# The problem:
Return every record exactly as written.

-- BEGIN Available data --

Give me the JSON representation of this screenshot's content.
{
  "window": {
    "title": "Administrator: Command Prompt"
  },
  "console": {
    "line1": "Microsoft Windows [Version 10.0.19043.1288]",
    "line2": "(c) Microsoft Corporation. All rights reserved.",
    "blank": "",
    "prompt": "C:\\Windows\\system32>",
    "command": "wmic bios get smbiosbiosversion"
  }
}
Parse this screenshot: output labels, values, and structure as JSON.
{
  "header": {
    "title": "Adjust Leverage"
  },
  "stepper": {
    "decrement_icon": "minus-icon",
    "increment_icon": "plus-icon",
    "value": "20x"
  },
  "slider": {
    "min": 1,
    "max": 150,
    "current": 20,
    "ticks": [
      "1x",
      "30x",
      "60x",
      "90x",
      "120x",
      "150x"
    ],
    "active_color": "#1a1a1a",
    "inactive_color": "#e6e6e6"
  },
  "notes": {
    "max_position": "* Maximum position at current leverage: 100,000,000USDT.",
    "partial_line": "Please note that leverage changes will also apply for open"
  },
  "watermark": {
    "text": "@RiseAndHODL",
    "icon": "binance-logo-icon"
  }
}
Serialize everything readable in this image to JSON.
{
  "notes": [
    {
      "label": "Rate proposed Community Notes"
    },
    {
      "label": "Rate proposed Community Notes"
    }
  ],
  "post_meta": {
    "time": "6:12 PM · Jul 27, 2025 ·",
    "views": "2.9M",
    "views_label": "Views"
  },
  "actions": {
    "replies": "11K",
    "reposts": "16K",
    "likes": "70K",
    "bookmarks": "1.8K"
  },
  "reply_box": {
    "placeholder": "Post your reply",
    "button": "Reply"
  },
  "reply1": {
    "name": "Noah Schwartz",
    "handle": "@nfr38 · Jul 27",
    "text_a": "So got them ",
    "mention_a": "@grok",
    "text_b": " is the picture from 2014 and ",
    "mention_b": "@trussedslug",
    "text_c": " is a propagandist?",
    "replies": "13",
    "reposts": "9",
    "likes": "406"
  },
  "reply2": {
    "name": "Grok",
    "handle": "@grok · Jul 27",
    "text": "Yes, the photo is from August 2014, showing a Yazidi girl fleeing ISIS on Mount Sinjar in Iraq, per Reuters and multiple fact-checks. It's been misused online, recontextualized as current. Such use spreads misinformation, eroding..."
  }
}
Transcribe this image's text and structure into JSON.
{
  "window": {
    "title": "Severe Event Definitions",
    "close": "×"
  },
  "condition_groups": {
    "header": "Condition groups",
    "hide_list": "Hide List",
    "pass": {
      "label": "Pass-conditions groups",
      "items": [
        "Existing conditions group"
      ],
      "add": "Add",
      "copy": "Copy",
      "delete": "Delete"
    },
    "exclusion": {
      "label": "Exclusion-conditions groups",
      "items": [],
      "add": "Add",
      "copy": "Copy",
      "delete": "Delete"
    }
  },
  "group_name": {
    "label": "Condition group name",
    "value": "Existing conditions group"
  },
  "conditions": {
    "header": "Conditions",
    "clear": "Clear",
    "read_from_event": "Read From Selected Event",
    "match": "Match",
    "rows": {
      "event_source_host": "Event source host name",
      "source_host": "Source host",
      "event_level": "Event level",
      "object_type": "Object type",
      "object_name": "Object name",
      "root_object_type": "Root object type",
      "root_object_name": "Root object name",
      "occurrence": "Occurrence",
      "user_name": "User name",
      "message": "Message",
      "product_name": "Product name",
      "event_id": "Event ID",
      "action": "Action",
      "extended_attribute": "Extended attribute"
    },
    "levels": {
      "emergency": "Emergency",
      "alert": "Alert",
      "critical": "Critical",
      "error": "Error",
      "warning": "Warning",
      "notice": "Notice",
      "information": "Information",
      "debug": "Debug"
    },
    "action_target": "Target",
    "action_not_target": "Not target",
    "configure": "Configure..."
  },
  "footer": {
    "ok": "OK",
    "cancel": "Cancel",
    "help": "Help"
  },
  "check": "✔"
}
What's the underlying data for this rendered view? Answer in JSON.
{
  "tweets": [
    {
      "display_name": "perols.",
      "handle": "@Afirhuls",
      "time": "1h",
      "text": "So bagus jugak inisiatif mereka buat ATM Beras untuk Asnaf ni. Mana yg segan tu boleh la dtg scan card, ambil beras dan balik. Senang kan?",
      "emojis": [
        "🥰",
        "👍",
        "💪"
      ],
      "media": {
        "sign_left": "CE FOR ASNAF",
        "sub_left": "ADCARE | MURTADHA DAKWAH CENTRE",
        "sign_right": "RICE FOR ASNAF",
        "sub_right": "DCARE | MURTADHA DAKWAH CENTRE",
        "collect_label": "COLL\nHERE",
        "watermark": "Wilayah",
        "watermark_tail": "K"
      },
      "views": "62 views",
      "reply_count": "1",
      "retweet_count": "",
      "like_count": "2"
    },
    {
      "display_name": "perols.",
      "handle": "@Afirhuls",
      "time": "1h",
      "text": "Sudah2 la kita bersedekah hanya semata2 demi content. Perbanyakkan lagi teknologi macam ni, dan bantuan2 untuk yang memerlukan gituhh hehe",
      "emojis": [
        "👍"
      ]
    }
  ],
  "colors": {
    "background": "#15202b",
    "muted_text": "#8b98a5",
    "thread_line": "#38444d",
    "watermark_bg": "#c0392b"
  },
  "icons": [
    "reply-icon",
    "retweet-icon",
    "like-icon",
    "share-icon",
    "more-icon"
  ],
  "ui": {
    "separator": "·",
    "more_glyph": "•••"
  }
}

-- END Available data --

# Solution to this task:
Give me the JSON representation of this screenshot's content.
{
  "window": {
    "title": "Administrator: Command Prompt"
  },
  "console": {
    "line1": "Microsoft Windows [Version 10.0.19043.1288]",
    "line2": "(c) Microsoft Corporation. All rights reserved.",
    "blank": "",
    "prompt": "C:\\Windows\\system32>",
    "command": "wmic bios get smbiosbiosversion"
  }
}
Parse this screenshot: output labels, values, and structure as JSON.
{
  "header": {
    "title": "Adjust Leverage"
  },
  "stepper": {
    "decrement_icon": "minus-icon",
    "increment_icon": "plus-icon",
    "value": "20x"
  },
  "slider": {
    "min": 1,
    "max": 150,
    "current": 20,
    "ticks": [
      "1x",
      "30x",
      "60x",
      "90x",
      "120x",
      "150x"
    ],
    "active_color": "#1a1a1a",
    "inactive_color": "#e6e6e6"
  },
  "notes": {
    "max_position": "* Maximum position at current leverage: 100,000,000USDT.",
    "partial_line": "Please note that leverage changes will also apply for open"
  },
  "watermark": {
    "text": "@RiseAndHODL",
    "icon": "binance-logo-icon"
  }
}
Serialize everything readable in this image to JSON.
{
  "notes": [
    {
      "label": "Rate proposed Community Notes"
    },
    {
      "label": "Rate proposed Community Notes"
    }
  ],
  "post_meta": {
    "time": "6:12 PM · Jul 27, 2025 ·",
    "views": "2.9M",
    "views_label": "Views"
  },
  "actions": {
    "replies": "11K",
    "reposts": "16K",
    "likes": "70K",
    "bookmarks": "1.8K"
  },
  "reply_box": {
    "placeholder": "Post your reply",
    "button": "Reply"
  },
  "reply1": {
    "name": "Noah Schwartz",
    "handle": "@nfr38 · Jul 27",
    "text_a": "So got them ",
    "mention_a": "@grok",
    "text_b": " is the picture from 2014 and ",
    "mention_b": "@trussedslug",
    "text_c": " is a propagandist?",
    "replies": "13",
    "reposts": "9",
    "likes": "406"
  },
  "reply2": {
    "name": "Grok",
    "handle": "@grok · Jul 27",
    "text": "Yes, the photo is from August 2014, showing a Yazidi girl fleeing ISIS on Mount Sinjar in Iraq, per Reuters and multiple fact-checks. It's been misused online, recontextualized as current. Such use spreads misinformation, eroding..."
  }
}
Transcribe this image's text and structure into JSON.
{
  "window": {
    "title": "Severe Event Definitions",
    "close": "×"
  },
  "condition_groups": {
    "header": "Condition groups",
    "hide_list": "Hide List",
    "pass": {
      "label": "Pass-conditions groups",
      "items": [
        "Existing conditions group"
      ],
      "add": "Add",
      "copy": "Copy",
      "delete": "Delete"
    },
    "exclusion": {
      "label": "Exclusion-conditions groups",
      "items": [],
      "add": "Add",
      "copy": "Copy",
      "delete": "Delete"
    }
  },
  "group_name": {
    "label": "Condition group name",
    "value": "Existing conditions group"
  },
  "conditions": {
    "header": "Conditions",
    "clear": "Clear",
    "read_from_event": "Read From Selected Event",
    "match": "Match",
    "rows": {
      "event_source_host": "Event source host name",
      "source_host": "Source host",
      "event_level": "Event level",
      "object_type": "Object type",
      "object_name": "Object name",
      "root_object_type": "Root object type",
      "root_object_name": "Root object name",
      "occurrence": "Occurrence",
      "user_name": "User name",
      "message": "Message",
      "product_name": "Product name",
      "event_id": "Event ID",
      "action": "Action",
      "extended_attribute": "Extended attribute"
    },
    "levels": {
      "emergency": "Emergency",
      "alert": "Alert",
      "critical": "Critical",
      "error": "Error",
      "warning": "Warning",
      "notice": "Notice",
      "information": "Information",
      "debug": "Debug"
    },
    "action_target": "Target",
    "action_not_target": "Not target",
    "configure": "Configure..."
  },
  "footer": {
    "ok": "OK",
    "cancel": "Cancel",
    "help": "Help"
  },
  "check": "✔"
}
What's the underlying data for this rendered view? Answer in JSON.
{
  "tweets": [
    {
      "display_name": "perols.",
      "handle": "@Afirhuls",
      "time": "1h",
      "text": "So bagus jugak inisiatif mereka buat ATM Beras untuk Asnaf ni. Mana yg segan tu boleh la dtg scan card, ambil beras dan balik. Senang kan?",
      "emojis": [
        "🥰",
        "👍",
        "💪"
      ],
      "media": {
        "sign_left": "CE FOR ASNAF",
        "sub_left": "ADCARE | MURTADHA DAKWAH CENTRE",
        "sign_right": "RICE FOR ASNAF",
        "sub_right": "DCARE | MURTADHA DAKWAH CENTRE",
        "collect_label": "COLL\nHERE",
        "watermark": "Wilayah",
        "watermark_tail": "K"
      },
      "views": "62 views",
      "reply_count": "1",
      "retweet_count": "",
      "like_count": "2"
    },
    {
      "display_name": "perols.",
      "handle": "@Afirhuls",
      "time": "1h",
      "text": "Sudah2 la kita bersedekah hanya semata2 demi content. Perbanyakkan lagi teknologi macam ni, dan bantuan2 untuk yang memerlukan gituhh hehe",
      "emojis": [
        "👍"
      ]
    }
  ],
  "colors": {
    "background": "#15202b",
    "muted_text": "#8b98a5",
    "thread_line": "#38444d",
    "watermark_bg": "#c0392b"
  },
  "icons": [
    "reply-icon",
    "retweet-icon",
    "like-icon",
    "share-icon",
    "more-icon"
  ],
  "ui": {
    "separator": "·",
    "more_glyph": "•••"
  }
}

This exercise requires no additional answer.